## What the task asks
Repeat the records exactly. Every line must match.

## Supplied records
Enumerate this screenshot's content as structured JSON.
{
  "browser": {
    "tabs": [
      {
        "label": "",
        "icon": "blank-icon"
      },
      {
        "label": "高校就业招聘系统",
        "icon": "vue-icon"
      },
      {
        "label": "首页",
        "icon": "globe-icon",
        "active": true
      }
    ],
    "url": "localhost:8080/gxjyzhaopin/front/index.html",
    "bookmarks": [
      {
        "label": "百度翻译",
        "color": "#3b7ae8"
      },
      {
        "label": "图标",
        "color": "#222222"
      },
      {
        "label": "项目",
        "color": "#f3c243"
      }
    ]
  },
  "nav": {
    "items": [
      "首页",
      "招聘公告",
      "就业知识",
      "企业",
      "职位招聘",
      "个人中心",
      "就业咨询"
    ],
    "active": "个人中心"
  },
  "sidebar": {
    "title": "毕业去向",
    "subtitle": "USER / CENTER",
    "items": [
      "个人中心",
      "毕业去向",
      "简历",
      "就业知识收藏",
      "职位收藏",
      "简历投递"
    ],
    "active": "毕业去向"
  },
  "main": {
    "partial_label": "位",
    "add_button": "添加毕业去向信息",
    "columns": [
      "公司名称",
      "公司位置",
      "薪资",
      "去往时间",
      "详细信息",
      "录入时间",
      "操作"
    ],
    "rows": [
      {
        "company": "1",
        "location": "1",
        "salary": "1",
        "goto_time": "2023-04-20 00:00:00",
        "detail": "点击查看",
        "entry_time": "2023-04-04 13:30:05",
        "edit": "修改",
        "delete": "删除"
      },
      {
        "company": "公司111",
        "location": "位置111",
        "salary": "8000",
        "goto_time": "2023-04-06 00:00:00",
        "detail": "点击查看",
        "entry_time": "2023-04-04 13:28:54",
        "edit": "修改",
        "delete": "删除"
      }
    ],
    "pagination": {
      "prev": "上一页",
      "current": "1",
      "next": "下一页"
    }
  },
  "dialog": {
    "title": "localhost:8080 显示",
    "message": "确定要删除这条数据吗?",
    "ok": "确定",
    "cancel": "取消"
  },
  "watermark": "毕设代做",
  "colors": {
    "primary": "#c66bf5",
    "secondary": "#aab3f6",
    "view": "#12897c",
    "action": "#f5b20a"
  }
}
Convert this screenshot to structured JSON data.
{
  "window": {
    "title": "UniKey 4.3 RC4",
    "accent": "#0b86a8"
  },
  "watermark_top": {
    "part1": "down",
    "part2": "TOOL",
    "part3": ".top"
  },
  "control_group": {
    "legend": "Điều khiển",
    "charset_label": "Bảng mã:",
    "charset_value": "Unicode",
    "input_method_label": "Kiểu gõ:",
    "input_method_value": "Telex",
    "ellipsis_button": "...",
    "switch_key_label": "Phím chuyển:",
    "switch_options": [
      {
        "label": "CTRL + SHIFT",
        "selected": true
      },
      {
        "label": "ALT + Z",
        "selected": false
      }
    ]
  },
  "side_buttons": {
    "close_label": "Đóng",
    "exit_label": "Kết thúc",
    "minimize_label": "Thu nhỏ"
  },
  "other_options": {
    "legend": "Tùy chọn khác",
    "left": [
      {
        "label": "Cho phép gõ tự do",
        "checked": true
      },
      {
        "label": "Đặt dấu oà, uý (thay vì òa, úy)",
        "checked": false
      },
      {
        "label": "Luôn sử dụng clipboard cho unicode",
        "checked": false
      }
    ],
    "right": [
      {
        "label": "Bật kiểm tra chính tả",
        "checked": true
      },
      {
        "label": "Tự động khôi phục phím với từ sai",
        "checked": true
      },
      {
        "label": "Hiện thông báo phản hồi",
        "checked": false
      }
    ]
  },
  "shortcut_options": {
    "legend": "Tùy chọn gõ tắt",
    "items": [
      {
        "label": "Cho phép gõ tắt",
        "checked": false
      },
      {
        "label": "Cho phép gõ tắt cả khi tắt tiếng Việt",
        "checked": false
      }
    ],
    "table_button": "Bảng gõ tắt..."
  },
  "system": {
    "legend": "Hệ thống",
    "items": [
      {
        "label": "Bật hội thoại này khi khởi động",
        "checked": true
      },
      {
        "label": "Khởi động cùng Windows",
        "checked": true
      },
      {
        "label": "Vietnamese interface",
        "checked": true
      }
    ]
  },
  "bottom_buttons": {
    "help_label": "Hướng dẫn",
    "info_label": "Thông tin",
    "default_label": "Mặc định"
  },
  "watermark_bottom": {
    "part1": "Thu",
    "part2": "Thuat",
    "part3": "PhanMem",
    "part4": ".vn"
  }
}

## Exercise result
Enumerate this screenshot's content as structured JSON.
{
  "browser": {
    "tabs": [
      {
        "label": "",
        "icon": "blank-icon"
      },
      {
        "label": "高校就业招聘系统",
        "icon": "vue-icon"
      },
      {
        "label": "首页",
        "icon": "globe-icon",
        "active": true
      }
    ],
    "url": "localhost:8080/gxjyzhaopin/front/index.html",
    "bookmarks": [
      {
        "label": "百度翻译",
        "color": "#3b7ae8"
      },
      {
        "label": "图标",
        "color": "#222222"
      },
      {
        "label": "项目",
        "color": "#f3c243"
      }
    ]
  },
  "nav": {
    "items": [
      "首页",
      "招聘公告",
      "就业知识",
      "企业",
      "职位招聘",
      "个人中心",
      "就业咨询"
    ],
    "active": "个人中心"
  },
  "sidebar": {
    "title": "毕业去向",
    "subtitle": "USER / CENTER",
    "items": [
      "个人中心",
      "毕业去向",
      "简历",
      "就业知识收藏",
      "职位收藏",
      "简历投递"
    ],
    "active": "毕业去向"
  },
  "main": {
    "partial_label": "位",
    "add_button": "添加毕业去向信息",
    "columns": [
      "公司名称",
      "公司位置",
      "薪资",
      "去往时间",
      "详细信息",
      "录入时间",
      "操作"
    ],
    "rows": [
      {
        "company": "1",
        "location": "1",
        "salary": "1",
        "goto_time": "2023-04-20 00:00:00",
        "detail": "点击查看",
        "entry_time": "2023-04-04 13:30:05",
        "edit": "修改",
        "delete": "删除"
      },
      {
        "company": "公司111",
        "location": "位置111",
        "salary": "8000",
        "goto_time": "2023-04-06 00:00:00",
        "detail": "点击查看",
        "entry_time": "2023-04-04 13:28:54",
        "edit": "修改",
        "delete": "删除"
      }
    ],
    "pagination": {
      "prev": "上一页",
      "current": "1",
      "next": "下一页"
    }
  },
  "dialog": {
    "title": "localhost:8080 显示",
    "message": "确定要删除这条数据吗?",
    "ok": "确定",
    "cancel": "取消"
  },
  "watermark": "毕设代做",
  "colors": {
    "primary": "#c66bf5",
    "secondary": "#aab3f6",
    "view": "#12897c",
    "action": "#f5b20a"
  }
}
Convert this screenshot to structured JSON data.
{
  "window": {
    "title": "UniKey 4.3 RC4",
    "accent": "#0b86a8"
  },
  "watermark_top": {
    "part1": "down",
    "part2": "TOOL",
    "part3": ".top"
  },
  "control_group": {
    "legend": "Điều khiển",
    "charset_label": "Bảng mã:",
    "charset_value": "Unicode",
    "input_method_label": "Kiểu gõ:",
    "input_method_value": "Telex",
    "ellipsis_button": "...",
    "switch_key_label": "Phím chuyển:",
    "switch_options": [
      {
        "label": "CTRL + SHIFT",
        "selected": true
      },
      {
        "label": "ALT + Z",
        "selected": false
      }
    ]
  },
  "side_buttons": {
    "close_label": "Đóng",
    "exit_label": "Kết thúc",
    "minimize_label": "Thu nhỏ"
  },
  "other_options": {
    "legend": "Tùy chọn khác",
    "left": [
      {
        "label": "Cho phép gõ tự do",
        "checked": true
      },
      {
        "label": "Đặt dấu oà, uý (thay vì òa, úy)",
        "checked": false
      },
      {
        "label": "Luôn sử dụng clipboard cho unicode",
        "checked": false
      }
    ],
    "right": [
      {
        "label": "Bật kiểm tra chính tả",
        "checked": true
      },
      {
        "label": "Tự động khôi phục phím với từ sai",
        "checked": true
      },
      {
        "label": "Hiện thông báo phản hồi",
        "checked": false
      }
    ]
  },
  "shortcut_options": {
    "legend": "Tùy chọn gõ tắt",
    "items": [
      {
        "label": "Cho phép gõ tắt",
        "checked": false
      },
      {
        "label": "Cho phép gõ tắt cả khi tắt tiếng Việt",
        "checked": false
      }
    ],
    "table_button": "Bảng gõ tắt..."
  },
  "system": {
    "legend": "Hệ thống",
    "items": [
      {
        "label": "Bật hội thoại này khi khởi động",
        "checked": true
      },
      {
        "label": "Khởi động cùng Windows",
        "checked": true
      },
      {
        "label": "Vietnamese interface",
        "checked": true
      }
    ]
  },
  "bottom_buttons": {
    "help_label": "Hướng dẫn",
    "info_label": "Thông tin",
    "default_label": "Mặc định"
  },
  "watermark_bottom": {
    "part1": "Thu",
    "part2": "Thuat",
    "part3": "PhanMem",
    "part4": ".vn"
  }
}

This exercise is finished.